Exercise prompt:
For the listing below, give the count of lines containing the string "TrueType" and nothing else.

+ + +

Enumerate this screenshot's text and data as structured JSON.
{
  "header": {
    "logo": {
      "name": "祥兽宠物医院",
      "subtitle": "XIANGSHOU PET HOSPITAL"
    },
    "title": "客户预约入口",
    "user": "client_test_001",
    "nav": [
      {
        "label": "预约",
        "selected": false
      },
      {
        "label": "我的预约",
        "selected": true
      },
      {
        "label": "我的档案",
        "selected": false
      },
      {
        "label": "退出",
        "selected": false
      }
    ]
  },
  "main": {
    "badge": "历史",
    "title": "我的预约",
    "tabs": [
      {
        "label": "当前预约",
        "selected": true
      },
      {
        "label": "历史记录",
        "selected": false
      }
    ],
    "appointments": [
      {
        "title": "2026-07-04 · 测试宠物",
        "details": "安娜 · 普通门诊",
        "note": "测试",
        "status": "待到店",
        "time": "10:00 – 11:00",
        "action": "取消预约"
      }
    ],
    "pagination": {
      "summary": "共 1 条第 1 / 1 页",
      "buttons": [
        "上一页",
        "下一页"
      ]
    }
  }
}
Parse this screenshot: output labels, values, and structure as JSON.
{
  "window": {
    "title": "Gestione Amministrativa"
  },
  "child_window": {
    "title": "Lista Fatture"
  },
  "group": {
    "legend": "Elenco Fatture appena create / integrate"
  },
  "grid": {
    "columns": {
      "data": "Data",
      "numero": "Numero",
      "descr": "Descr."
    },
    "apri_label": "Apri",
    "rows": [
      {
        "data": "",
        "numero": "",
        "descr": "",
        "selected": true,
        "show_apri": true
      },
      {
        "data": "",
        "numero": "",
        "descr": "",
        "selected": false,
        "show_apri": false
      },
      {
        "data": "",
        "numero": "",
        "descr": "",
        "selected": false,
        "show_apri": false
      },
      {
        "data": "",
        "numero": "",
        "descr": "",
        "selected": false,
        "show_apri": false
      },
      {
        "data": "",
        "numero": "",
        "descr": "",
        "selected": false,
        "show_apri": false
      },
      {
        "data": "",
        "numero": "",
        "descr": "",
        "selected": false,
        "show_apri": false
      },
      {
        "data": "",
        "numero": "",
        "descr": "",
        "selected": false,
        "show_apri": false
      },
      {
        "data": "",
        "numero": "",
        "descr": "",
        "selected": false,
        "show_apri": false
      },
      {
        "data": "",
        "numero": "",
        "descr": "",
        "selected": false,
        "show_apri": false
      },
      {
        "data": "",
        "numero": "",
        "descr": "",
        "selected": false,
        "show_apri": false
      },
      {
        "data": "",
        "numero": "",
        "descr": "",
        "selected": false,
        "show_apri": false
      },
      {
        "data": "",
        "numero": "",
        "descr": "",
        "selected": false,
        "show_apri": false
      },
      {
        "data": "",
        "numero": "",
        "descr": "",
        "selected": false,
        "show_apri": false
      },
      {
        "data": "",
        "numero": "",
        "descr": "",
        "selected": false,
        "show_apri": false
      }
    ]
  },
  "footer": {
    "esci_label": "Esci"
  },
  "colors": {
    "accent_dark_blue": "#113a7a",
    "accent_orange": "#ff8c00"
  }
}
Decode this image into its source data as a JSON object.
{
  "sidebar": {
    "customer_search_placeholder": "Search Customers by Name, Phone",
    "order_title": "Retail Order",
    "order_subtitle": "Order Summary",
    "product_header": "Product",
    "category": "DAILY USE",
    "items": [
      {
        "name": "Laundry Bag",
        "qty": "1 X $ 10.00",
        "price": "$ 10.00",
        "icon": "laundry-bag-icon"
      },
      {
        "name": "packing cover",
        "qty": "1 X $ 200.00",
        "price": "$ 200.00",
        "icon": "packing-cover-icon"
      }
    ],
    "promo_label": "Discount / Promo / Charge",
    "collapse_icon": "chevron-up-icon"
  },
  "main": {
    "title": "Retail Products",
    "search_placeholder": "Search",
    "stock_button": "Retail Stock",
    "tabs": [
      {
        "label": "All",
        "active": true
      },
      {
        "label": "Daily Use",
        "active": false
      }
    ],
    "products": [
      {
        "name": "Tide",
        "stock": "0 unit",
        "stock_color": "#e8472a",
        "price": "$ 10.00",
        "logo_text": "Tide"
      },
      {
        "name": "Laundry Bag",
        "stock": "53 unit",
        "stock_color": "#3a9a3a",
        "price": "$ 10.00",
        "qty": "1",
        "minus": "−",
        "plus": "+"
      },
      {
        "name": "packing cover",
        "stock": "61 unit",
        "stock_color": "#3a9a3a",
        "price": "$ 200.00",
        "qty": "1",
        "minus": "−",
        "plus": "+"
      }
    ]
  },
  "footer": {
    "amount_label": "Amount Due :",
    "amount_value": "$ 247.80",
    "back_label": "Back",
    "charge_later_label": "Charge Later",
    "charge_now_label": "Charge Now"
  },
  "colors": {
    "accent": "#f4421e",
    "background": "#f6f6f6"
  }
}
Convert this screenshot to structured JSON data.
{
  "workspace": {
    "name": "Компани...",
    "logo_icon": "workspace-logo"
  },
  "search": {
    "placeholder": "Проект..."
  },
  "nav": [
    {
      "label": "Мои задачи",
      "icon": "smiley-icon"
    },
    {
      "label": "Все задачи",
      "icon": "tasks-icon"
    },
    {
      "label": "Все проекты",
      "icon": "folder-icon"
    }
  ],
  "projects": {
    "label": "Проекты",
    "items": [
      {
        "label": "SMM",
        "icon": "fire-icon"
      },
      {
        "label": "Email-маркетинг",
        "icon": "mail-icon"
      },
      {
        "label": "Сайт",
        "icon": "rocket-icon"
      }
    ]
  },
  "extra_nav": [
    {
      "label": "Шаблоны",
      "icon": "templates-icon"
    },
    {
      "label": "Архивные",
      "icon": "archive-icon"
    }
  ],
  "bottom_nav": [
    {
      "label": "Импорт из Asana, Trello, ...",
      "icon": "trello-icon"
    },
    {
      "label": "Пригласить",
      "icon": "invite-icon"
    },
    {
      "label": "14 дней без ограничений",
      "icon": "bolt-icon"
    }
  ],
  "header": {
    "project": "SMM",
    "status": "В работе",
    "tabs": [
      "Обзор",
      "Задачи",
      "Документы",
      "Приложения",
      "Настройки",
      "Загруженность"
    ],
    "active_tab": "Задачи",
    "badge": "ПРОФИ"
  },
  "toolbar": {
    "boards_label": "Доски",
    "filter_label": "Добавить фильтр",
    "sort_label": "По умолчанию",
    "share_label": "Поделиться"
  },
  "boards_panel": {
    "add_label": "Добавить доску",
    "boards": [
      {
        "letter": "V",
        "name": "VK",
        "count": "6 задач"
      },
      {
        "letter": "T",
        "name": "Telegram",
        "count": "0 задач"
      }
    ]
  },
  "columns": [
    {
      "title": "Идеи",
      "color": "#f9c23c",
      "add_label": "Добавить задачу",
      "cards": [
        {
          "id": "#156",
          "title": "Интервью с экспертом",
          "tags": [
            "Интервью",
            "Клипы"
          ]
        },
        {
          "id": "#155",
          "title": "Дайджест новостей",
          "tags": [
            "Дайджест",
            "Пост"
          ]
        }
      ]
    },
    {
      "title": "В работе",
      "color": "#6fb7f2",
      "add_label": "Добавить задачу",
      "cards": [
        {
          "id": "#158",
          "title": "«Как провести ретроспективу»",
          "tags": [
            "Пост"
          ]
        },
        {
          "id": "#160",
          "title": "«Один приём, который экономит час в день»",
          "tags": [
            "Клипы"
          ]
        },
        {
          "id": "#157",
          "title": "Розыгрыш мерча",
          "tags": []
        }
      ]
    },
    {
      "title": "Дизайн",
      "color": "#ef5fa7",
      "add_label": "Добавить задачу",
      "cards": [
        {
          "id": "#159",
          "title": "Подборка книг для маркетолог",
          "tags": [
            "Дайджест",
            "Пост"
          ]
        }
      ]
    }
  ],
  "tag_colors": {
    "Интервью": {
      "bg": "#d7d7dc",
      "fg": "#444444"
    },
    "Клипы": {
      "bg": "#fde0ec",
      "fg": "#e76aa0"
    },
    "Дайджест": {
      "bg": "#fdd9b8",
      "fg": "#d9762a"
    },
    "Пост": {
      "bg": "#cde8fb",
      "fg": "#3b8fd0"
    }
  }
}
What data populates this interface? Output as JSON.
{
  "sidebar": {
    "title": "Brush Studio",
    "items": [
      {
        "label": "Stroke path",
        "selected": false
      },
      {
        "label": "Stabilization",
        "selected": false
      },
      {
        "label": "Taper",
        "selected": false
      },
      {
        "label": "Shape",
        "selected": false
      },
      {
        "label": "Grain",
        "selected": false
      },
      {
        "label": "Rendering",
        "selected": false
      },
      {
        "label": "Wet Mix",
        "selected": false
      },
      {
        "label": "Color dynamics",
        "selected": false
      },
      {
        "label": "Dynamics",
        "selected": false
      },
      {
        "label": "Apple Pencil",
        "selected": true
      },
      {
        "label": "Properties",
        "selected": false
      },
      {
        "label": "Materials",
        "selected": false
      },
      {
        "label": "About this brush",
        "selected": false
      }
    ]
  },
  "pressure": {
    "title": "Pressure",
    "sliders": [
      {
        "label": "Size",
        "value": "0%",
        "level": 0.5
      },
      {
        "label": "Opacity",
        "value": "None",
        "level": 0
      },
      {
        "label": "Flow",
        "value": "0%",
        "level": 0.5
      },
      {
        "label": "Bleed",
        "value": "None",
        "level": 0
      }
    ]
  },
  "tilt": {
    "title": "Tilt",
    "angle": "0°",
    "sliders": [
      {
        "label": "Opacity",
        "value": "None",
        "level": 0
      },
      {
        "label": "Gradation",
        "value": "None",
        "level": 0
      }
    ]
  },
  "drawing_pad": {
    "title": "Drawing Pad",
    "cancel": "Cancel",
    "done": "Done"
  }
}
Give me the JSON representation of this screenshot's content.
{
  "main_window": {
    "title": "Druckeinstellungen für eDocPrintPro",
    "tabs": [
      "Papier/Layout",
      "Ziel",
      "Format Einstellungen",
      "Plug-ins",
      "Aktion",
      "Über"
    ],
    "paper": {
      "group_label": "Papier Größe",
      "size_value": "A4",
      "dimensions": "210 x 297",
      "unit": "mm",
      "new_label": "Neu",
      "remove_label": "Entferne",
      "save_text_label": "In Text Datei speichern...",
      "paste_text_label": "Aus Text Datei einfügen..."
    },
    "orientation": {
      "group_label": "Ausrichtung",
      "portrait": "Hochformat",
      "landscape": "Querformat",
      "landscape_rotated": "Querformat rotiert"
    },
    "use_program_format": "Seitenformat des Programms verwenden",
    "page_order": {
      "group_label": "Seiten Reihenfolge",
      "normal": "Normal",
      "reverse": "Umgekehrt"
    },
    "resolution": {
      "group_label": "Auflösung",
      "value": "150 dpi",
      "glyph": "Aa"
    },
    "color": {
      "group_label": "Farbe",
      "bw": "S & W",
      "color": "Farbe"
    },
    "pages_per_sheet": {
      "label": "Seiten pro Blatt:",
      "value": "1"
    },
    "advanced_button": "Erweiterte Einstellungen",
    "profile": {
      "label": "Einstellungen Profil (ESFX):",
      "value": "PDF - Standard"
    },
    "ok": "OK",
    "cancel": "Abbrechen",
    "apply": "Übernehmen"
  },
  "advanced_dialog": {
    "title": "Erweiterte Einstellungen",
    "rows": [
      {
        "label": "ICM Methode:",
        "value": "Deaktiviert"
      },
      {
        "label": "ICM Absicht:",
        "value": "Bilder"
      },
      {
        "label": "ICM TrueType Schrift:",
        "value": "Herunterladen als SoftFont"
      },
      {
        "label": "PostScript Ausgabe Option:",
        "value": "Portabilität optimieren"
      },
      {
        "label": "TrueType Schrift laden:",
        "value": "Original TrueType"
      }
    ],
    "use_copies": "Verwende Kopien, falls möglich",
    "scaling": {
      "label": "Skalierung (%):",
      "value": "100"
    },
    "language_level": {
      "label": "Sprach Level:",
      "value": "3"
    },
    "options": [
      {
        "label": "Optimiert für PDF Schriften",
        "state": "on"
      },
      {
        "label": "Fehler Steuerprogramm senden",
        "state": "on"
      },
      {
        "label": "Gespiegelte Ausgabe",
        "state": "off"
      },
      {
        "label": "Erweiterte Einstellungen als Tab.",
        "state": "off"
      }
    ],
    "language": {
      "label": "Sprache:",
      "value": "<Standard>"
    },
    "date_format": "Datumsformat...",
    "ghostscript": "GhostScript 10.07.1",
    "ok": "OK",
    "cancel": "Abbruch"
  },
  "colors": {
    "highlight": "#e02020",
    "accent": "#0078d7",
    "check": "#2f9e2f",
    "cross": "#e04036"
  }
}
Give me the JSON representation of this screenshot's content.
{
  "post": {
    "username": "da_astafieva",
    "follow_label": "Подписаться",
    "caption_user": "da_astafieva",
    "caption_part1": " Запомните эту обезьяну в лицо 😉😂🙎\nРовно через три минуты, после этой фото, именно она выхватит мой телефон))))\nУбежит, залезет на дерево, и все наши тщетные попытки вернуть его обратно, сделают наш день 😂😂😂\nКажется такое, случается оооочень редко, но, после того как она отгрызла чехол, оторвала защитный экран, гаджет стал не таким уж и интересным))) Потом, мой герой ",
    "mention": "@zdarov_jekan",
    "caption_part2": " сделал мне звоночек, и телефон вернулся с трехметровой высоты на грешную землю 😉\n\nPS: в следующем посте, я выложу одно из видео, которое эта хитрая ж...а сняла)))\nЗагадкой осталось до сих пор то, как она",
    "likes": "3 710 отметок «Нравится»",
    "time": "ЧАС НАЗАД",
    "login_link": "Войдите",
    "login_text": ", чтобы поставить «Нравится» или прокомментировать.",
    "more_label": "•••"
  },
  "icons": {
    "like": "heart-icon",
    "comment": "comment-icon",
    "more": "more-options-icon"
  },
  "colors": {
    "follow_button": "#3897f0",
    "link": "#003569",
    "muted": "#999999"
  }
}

+ + +

Completed task:
3